## Given instruction:
Print exactly the lines from the one containing "Transcribe the text in this document." through the last line of the listing, both included.

## Material for this exercise:

* * * *

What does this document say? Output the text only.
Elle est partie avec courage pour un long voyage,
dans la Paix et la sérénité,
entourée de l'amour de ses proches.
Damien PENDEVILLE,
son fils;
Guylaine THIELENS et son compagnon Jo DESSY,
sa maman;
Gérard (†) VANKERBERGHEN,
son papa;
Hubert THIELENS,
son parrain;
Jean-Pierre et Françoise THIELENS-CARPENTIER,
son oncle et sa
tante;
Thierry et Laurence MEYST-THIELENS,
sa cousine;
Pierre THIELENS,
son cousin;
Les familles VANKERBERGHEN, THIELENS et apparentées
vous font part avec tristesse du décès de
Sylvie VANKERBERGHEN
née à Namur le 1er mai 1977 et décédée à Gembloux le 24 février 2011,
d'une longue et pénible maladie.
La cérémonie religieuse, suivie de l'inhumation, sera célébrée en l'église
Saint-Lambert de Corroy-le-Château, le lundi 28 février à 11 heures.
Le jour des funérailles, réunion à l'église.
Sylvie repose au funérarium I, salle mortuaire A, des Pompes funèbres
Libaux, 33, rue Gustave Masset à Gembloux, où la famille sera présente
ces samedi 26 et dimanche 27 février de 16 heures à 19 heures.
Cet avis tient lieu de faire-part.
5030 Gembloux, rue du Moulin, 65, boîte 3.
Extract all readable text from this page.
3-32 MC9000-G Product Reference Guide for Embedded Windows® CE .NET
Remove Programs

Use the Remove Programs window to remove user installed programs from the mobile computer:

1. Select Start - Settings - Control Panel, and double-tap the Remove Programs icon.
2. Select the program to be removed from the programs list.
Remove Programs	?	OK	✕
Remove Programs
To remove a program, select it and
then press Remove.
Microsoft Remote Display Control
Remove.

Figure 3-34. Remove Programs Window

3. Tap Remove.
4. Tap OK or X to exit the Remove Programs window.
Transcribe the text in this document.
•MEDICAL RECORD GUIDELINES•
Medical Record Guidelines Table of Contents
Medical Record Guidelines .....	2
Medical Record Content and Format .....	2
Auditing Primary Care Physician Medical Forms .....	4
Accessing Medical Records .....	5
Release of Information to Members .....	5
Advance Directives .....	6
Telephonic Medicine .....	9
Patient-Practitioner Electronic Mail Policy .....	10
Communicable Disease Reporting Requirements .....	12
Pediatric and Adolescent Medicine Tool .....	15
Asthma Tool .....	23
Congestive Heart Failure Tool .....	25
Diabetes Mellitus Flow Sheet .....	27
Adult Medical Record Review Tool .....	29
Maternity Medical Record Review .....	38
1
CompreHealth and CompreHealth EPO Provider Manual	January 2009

* * * *

## Result of the exercise:
Transcribe the text in this document.
•MEDICAL RECORD GUIDELINES•
Medical Record Guidelines Table of Contents
Medical Record Guidelines .....	2
Medical Record Content and Format .....	2
Auditing Primary Care Physician Medical Forms .....	4
Accessing Medical Records .....	5
Release of Information to Members .....	5
Advance Directives .....	6
Telephonic Medicine .....	9
Patient-Practitioner Electronic Mail Policy .....	10
Communicable Disease Reporting Requirements .....	12
Pediatric and Adolescent Medicine Tool .....	15
Asthma Tool .....	23
Congestive Heart Failure Tool .....	25
Diabetes Mellitus Flow Sheet .....	27
Adult Medical Record Review Tool .....	29
Maternity Medical Record Review .....	38
1
CompreHealth and CompreHealth EPO Provider Manual	January 2009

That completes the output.